■ LISTING ■

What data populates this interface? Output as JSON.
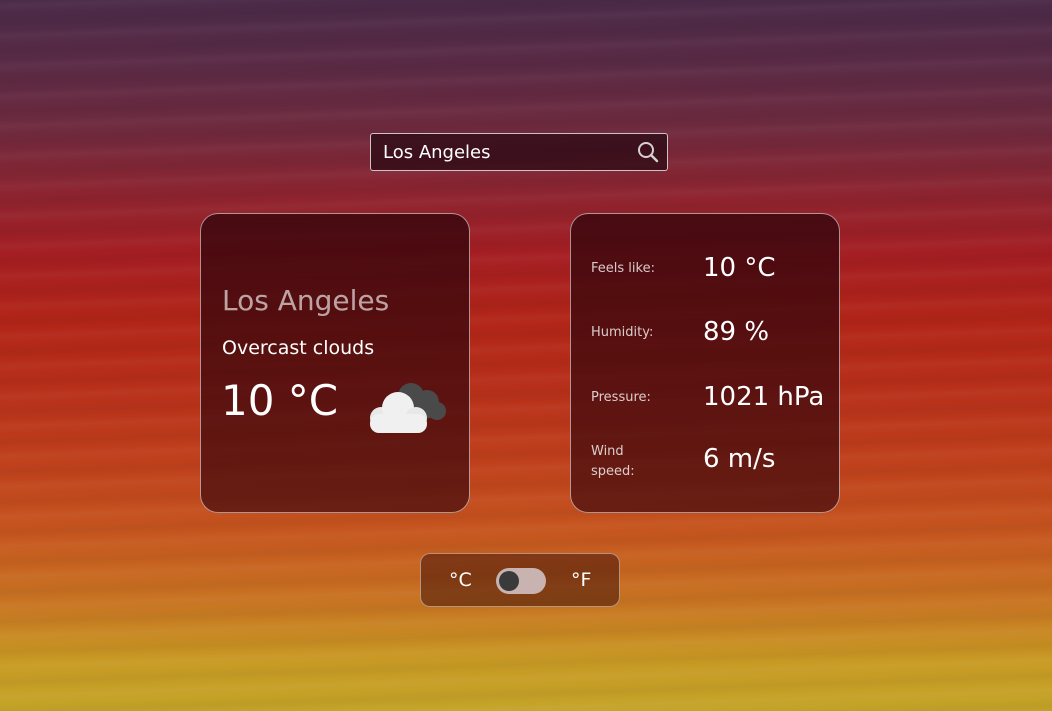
{
  "search": {
    "value": "Los Angeles",
    "icon": "search-icon"
  },
  "current": {
    "city": "Los Angeles",
    "condition": "Overcast clouds",
    "temperature": "10 °C",
    "icon": "overcast-clouds-icon"
  },
  "details": {
    "feels_like": {
      "label": "Feels like:",
      "value": "10 °C"
    },
    "humidity": {
      "label": "Humidity:",
      "value": "89 %"
    },
    "pressure": {
      "label": "Pressure:",
      "value": "1021 hPa"
    },
    "wind_speed": {
      "label": "Wind speed:",
      "value": "6 m/s"
    }
  },
  "units": {
    "celsius_label": "°C",
    "fahrenheit_label": "°F",
    "selected": "°C"
  },
  "colors": {
    "card_bg": "#3a0a10",
    "toggle_track": "#c9b3b0",
    "toggle_knob": "#3a3a3a"
  }
}
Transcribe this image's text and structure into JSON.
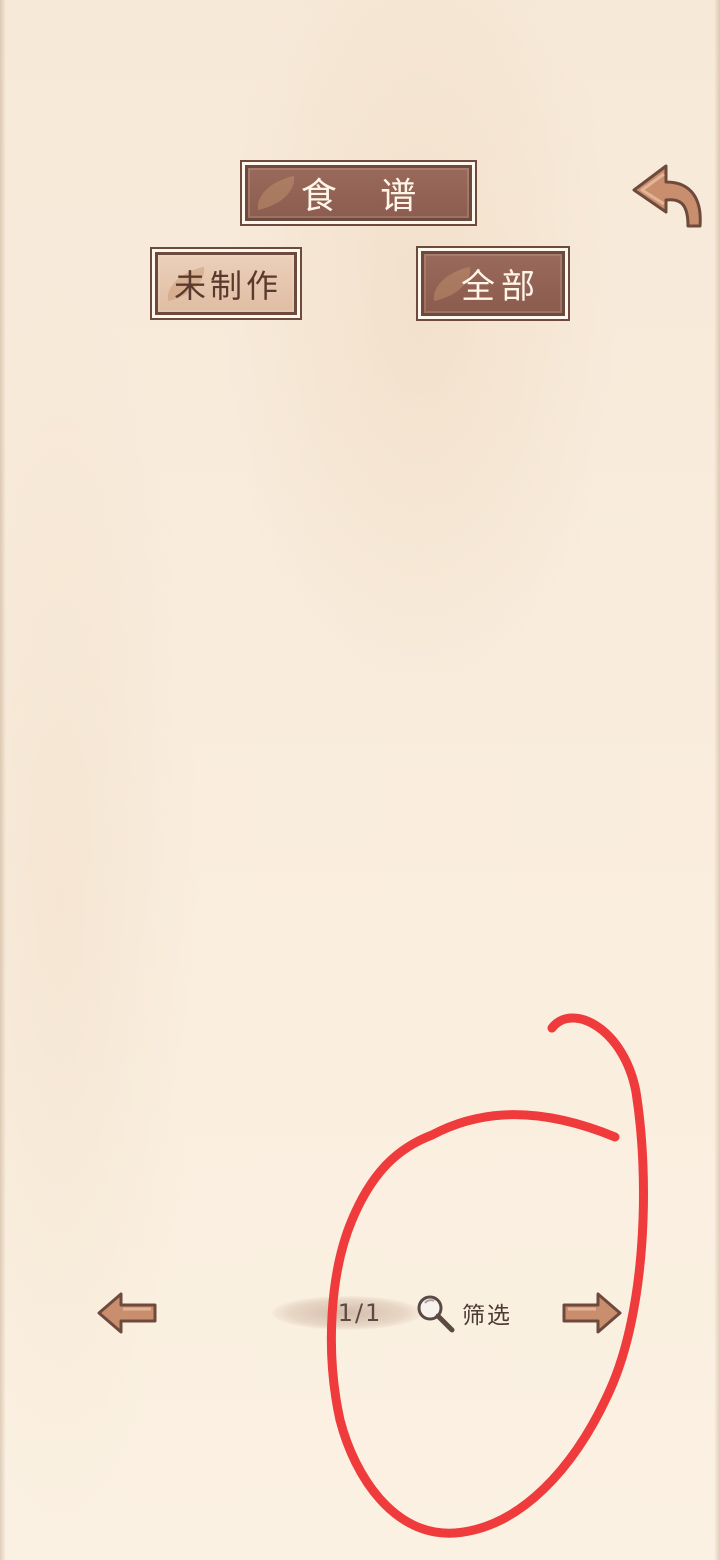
{
  "header": {
    "title": "食 谱"
  },
  "tabs": {
    "unmade_label": "未制作",
    "all_label": "全部"
  },
  "pager": {
    "page_indicator": "1/1",
    "filter_label": "筛选"
  },
  "icons": {
    "back": "back-curved-arrow-icon",
    "prev": "left-arrow-icon",
    "next": "right-arrow-icon",
    "filter": "magnifier-icon"
  },
  "colors": {
    "plaque_dark": "#8b5c4f",
    "plaque_light": "#e6c6ae",
    "plaque_border": "#6e4a3c",
    "arrow": "#c98e6d",
    "annotation": "#ef3b3b"
  }
}
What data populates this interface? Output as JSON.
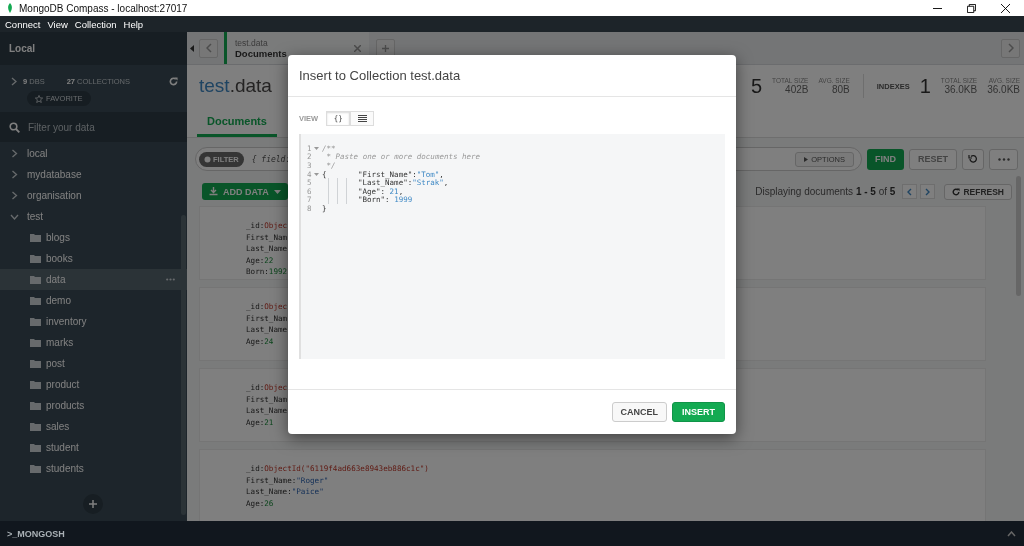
{
  "window": {
    "title": "MongoDB Compass - localhost:27017"
  },
  "menu": [
    "Connect",
    "View",
    "Collection",
    "Help"
  ],
  "sidebar": {
    "title": "Local",
    "dbs_count": "9",
    "dbs_label": "DBS",
    "collections_count": "27",
    "collections_label": "COLLECTIONS",
    "favorite": "FAVORITE",
    "filter_placeholder": "Filter your data",
    "tree": [
      {
        "label": "local",
        "expanded": false
      },
      {
        "label": "mydatabase",
        "expanded": false
      },
      {
        "label": "organisation",
        "expanded": false
      },
      {
        "label": "test",
        "expanded": true,
        "children": [
          {
            "label": "blogs",
            "selected": false
          },
          {
            "label": "books",
            "selected": false
          },
          {
            "label": "data",
            "selected": true
          },
          {
            "label": "demo",
            "selected": false
          },
          {
            "label": "inventory",
            "selected": false
          },
          {
            "label": "marks",
            "selected": false
          },
          {
            "label": "post",
            "selected": false
          },
          {
            "label": "product",
            "selected": false
          },
          {
            "label": "products",
            "selected": false
          },
          {
            "label": "sales",
            "selected": false
          },
          {
            "label": "student",
            "selected": false
          },
          {
            "label": "students",
            "selected": false
          }
        ]
      }
    ]
  },
  "tabs": [
    {
      "namespace": "test.data",
      "view": "Documents",
      "selected": true
    }
  ],
  "collection": {
    "db": "test",
    "name": ".data",
    "documents_count": "5",
    "document_sizes": [
      {
        "label": "TOTAL SIZE",
        "value": "402B"
      },
      {
        "label": "AVG. SIZE",
        "value": "80B"
      }
    ],
    "indexes_label": "INDEXES",
    "indexes_count": "1",
    "index_sizes": [
      {
        "label": "TOTAL SIZE",
        "value": "36.0KB"
      },
      {
        "label": "AVG. SIZE",
        "value": "36.0KB"
      }
    ]
  },
  "subtabs": [
    {
      "label": "Documents",
      "selected": true
    }
  ],
  "query": {
    "filter_label": "FILTER",
    "placeholder": "{ field:",
    "options": "OPTIONS",
    "find": "FIND",
    "reset": "RESET"
  },
  "toolbar": {
    "add_data": "ADD DATA",
    "displaying": "Displaying documents **1 - 5** of **5**",
    "refresh": "REFRESH"
  },
  "documents": [
    {
      "fields": [
        {
          "key": "_id:",
          "value": "Objec",
          "kind": "objectid"
        },
        {
          "key": "First_Nam"
        },
        {
          "key": "Last_Name"
        },
        {
          "key": "Age:",
          "value": "22",
          "kind": "number"
        },
        {
          "key": "Born:",
          "value": "1992",
          "kind": "number"
        }
      ]
    },
    {
      "fields": [
        {
          "key": "_id:",
          "value": "Objec",
          "kind": "objectid"
        },
        {
          "key": "First_Nam"
        },
        {
          "key": "Last_Name"
        },
        {
          "key": "Age:",
          "value": "24",
          "kind": "number"
        }
      ]
    },
    {
      "fields": [
        {
          "key": "_id:",
          "value": "Objec",
          "kind": "objectid"
        },
        {
          "key": "First_Nam"
        },
        {
          "key": "Last_Name"
        },
        {
          "key": "Age:",
          "value": "21",
          "kind": "number"
        }
      ]
    },
    {
      "fields": [
        {
          "key": "_id:",
          "value": "ObjectId(\"6119f4ad663e8943eb886c1c\")",
          "kind": "objectid"
        },
        {
          "key": "First_Name:",
          "value": "\"Roger\"",
          "kind": "string"
        },
        {
          "key": "Last_Name:",
          "value": "\"Paice\"",
          "kind": "string"
        },
        {
          "key": "Age:",
          "value": "26",
          "kind": "number"
        }
      ]
    }
  ],
  "modal": {
    "title": "Insert to Collection test.data",
    "view_label": "VIEW",
    "view_modes": [
      {
        "kind": "text",
        "label": "{}",
        "selected": true
      },
      {
        "kind": "list",
        "selected": false
      }
    ],
    "editor_lines": [
      {
        "number": "1",
        "fold": true,
        "tokens": [
          {
            "kind": "comment",
            "text": "/**"
          }
        ]
      },
      {
        "number": "2",
        "fold": false,
        "tokens": [
          {
            "kind": "comment",
            "text": " * Paste one or more documents here"
          }
        ]
      },
      {
        "number": "3",
        "fold": false,
        "tokens": [
          {
            "kind": "comment",
            "text": " */"
          }
        ]
      },
      {
        "number": "4",
        "fold": true,
        "lead": "{",
        "tokens": [
          {
            "kind": "key",
            "text": "\"First_Name\":"
          },
          {
            "kind": "string",
            "text": "\"Tom\""
          },
          {
            "kind": "punct",
            "text": ","
          }
        ]
      },
      {
        "number": "5",
        "fold": false,
        "guides": true,
        "tokens": [
          {
            "kind": "key",
            "text": "\"Last_Name\":"
          },
          {
            "kind": "string",
            "text": "\"Strak\""
          },
          {
            "kind": "punct",
            "text": ","
          }
        ]
      },
      {
        "number": "6",
        "fold": false,
        "guides": true,
        "tokens": [
          {
            "kind": "key",
            "text": "\"Age\": "
          },
          {
            "kind": "number",
            "text": "21"
          },
          {
            "kind": "punct",
            "text": ","
          }
        ]
      },
      {
        "number": "7",
        "fold": false,
        "guides": true,
        "tokens": [
          {
            "kind": "key",
            "text": "\"Born\": "
          },
          {
            "kind": "number",
            "text": "1999"
          }
        ]
      },
      {
        "number": "8",
        "fold": false,
        "tokens": [
          {
            "kind": "punct",
            "text": "}"
          }
        ]
      }
    ],
    "buttons": [
      {
        "label": "CANCEL",
        "kind": "secondary"
      },
      {
        "label": "INSERT",
        "kind": "primary"
      }
    ]
  },
  "footer": {
    "shell": ">_MONGOSH"
  }
}
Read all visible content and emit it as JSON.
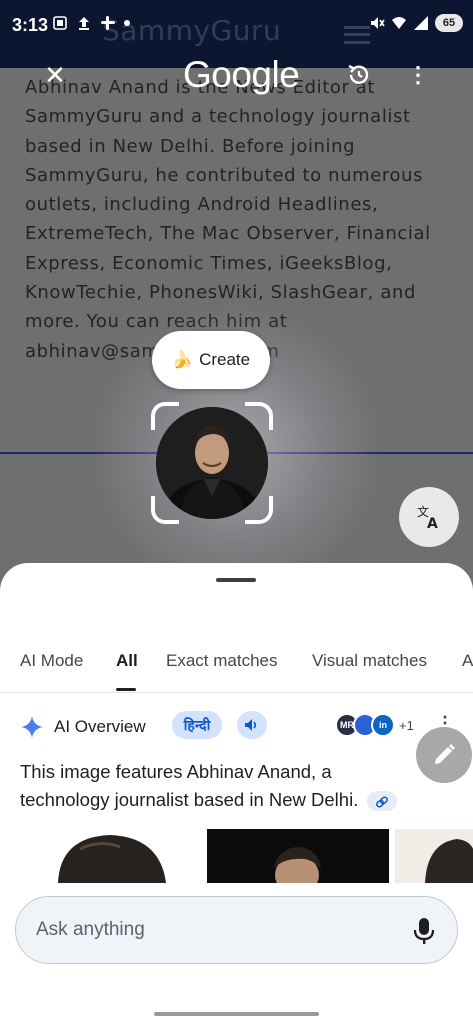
{
  "status_bar": {
    "time": "3:13",
    "battery": "65"
  },
  "background_page": {
    "site_name": "SammyGuru",
    "article_lines": [
      "Abhinav Anand is the News Editor at",
      "SammyGuru and a technology journalist",
      "based in New Delhi. Before joining",
      "SammyGuru, he contributed to numerous",
      "outlets, including Android Headlines,",
      "ExtremeTech, The Mac Observer, Financial",
      "Express, Economic Times, iGeeksBlog,",
      "KnowTechie, PhonesWiki, SlashGear, and",
      "more. You can reach him at",
      "abhinav@sammyguru.com"
    ]
  },
  "lens_bar": {
    "logo": "Google",
    "close_icon": "close-icon",
    "history_icon": "history-icon",
    "more_icon": "more-vert-icon"
  },
  "selection": {
    "create_label": "Create",
    "create_icon": "banana"
  },
  "sheet": {
    "tabs": [
      {
        "label": "AI Mode"
      },
      {
        "label": "All"
      },
      {
        "label": "Exact matches"
      },
      {
        "label": "Visual matches"
      },
      {
        "label": "A"
      }
    ],
    "active_tab": "All",
    "ai_overview": {
      "title": "AI Overview",
      "language_chip": "हिन्दी",
      "source_badges": [
        "MR",
        "",
        "in"
      ],
      "source_more": "+1",
      "text": "This image features Abhinav Anand, a technology journalist based in New Delhi."
    },
    "ask": {
      "placeholder": "Ask anything"
    }
  },
  "colors": {
    "accent_blue": "#0b57d0",
    "chip_bg": "#d3e3fd",
    "sheet_bg": "#ffffff",
    "header_navy": "#0d1631"
  }
}
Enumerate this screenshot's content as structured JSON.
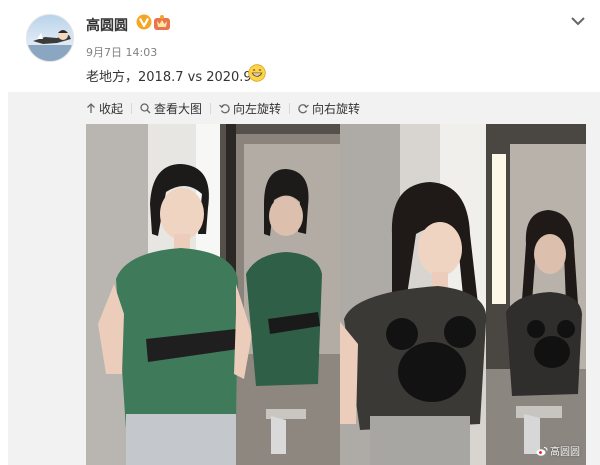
{
  "post": {
    "user_name": "高圆圆",
    "time": "9月7日 14:03",
    "text": "老地方，2018.7 vs 2020.9"
  },
  "icons": {
    "avatar": "cartoon-avatar",
    "vip": "verified-v-badge",
    "level": "member-crown-badge",
    "emoji": "grinning-face-emoji",
    "more": "chevron-down-icon"
  },
  "toolbar": {
    "collapse_label": "收起",
    "view_large_label": "查看大图",
    "rotate_left_label": "向左旋转",
    "rotate_right_label": "向右旋转"
  },
  "watermark": {
    "text": "高圆圆"
  },
  "colors": {
    "accent": "#eb7350",
    "badge_gold": "#f5a623",
    "text": "#333333",
    "meta": "#808080"
  }
}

■ WHAT THIS TASK INVOLVES ■
Check every line of the data above for the string "technology", and copy those that have it.

■ SOLUTION TO THIS TASK ■
      "SammyGuru and a technology journalist",
      "text": "This image features Abhinav Anand, a technology journalist based in New Delhi."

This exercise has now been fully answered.